▶ [What the exercise asks]
Look for the string "this" and copy every line that has it.

▶ [Extracted entries]
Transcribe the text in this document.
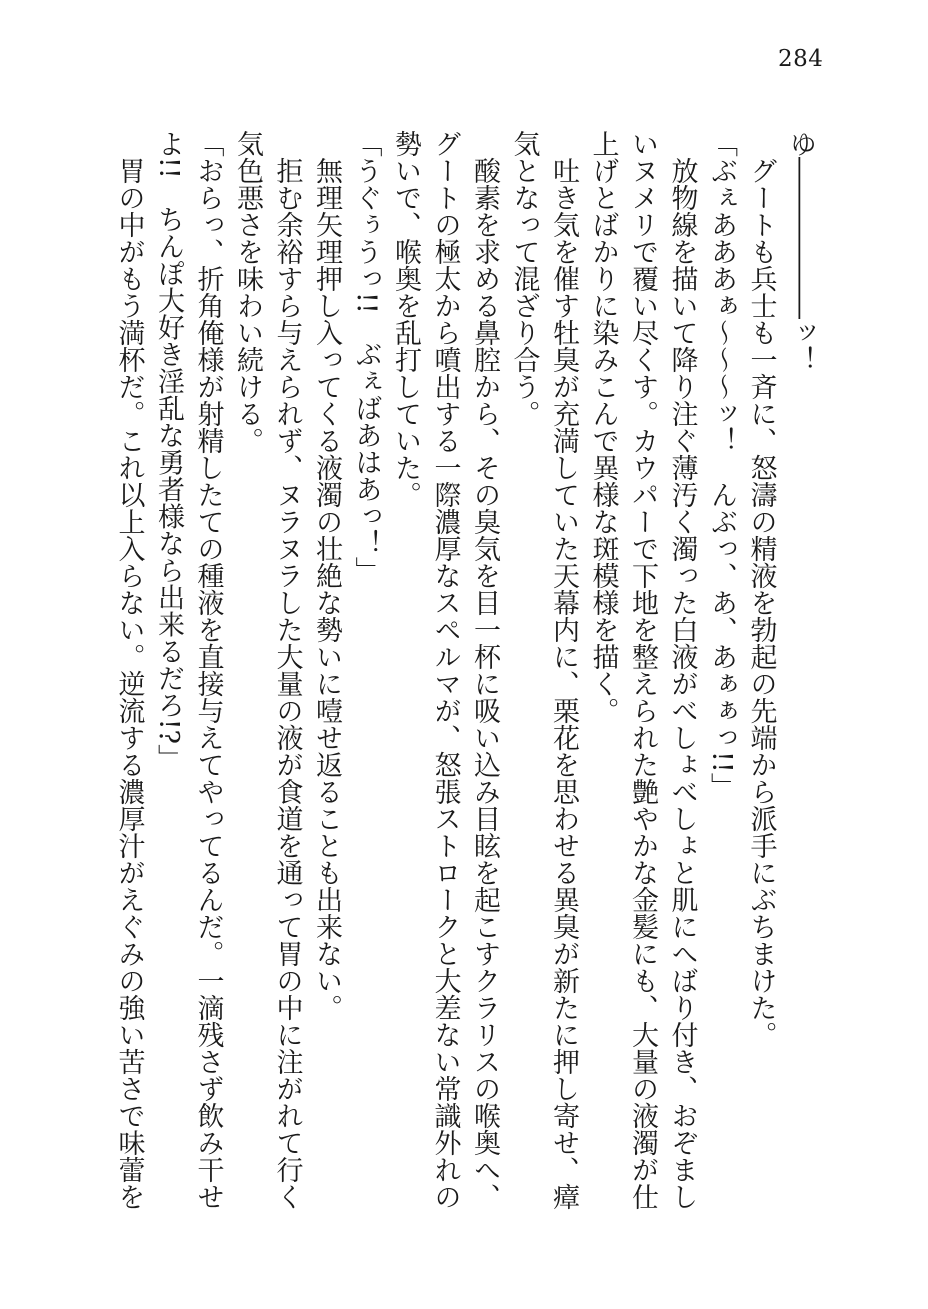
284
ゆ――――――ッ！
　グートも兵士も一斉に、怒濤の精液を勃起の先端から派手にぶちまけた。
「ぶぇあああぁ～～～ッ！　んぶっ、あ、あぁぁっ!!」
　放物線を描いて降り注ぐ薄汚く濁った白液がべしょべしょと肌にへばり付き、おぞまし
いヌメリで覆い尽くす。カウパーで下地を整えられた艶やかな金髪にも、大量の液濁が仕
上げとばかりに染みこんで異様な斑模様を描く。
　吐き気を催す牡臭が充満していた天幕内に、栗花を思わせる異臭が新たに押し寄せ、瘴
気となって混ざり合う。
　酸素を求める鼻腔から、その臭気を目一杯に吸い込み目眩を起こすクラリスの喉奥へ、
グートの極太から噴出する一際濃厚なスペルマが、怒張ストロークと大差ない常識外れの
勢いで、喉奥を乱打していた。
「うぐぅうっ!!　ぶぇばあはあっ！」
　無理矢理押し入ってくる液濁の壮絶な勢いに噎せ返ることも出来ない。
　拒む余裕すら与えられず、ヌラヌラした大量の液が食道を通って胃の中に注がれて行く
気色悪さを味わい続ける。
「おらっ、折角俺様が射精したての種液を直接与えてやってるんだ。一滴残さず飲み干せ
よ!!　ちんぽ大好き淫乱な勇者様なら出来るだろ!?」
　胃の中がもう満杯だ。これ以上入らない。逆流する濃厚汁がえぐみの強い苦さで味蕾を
==
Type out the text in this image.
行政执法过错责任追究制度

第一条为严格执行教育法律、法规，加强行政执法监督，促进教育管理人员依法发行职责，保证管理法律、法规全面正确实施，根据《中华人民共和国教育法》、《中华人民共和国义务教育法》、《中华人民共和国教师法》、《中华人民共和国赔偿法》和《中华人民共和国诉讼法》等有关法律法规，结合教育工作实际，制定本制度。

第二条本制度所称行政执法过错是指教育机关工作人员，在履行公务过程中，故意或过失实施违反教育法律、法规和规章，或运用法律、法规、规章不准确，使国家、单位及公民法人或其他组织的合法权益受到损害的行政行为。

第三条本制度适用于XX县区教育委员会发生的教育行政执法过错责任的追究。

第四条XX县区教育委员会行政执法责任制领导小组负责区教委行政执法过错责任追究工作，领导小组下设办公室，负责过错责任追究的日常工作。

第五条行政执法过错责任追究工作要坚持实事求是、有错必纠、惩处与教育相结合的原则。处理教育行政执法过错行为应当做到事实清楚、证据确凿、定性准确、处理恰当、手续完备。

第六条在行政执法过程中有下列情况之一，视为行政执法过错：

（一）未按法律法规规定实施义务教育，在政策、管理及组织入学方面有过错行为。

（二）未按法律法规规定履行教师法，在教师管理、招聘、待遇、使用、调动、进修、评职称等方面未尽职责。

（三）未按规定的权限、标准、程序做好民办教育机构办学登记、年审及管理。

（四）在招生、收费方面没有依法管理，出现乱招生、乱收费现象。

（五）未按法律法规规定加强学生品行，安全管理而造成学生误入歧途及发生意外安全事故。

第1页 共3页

▶ [Exercise solution]
Transcribe the text in this document.
Type out the text in this image.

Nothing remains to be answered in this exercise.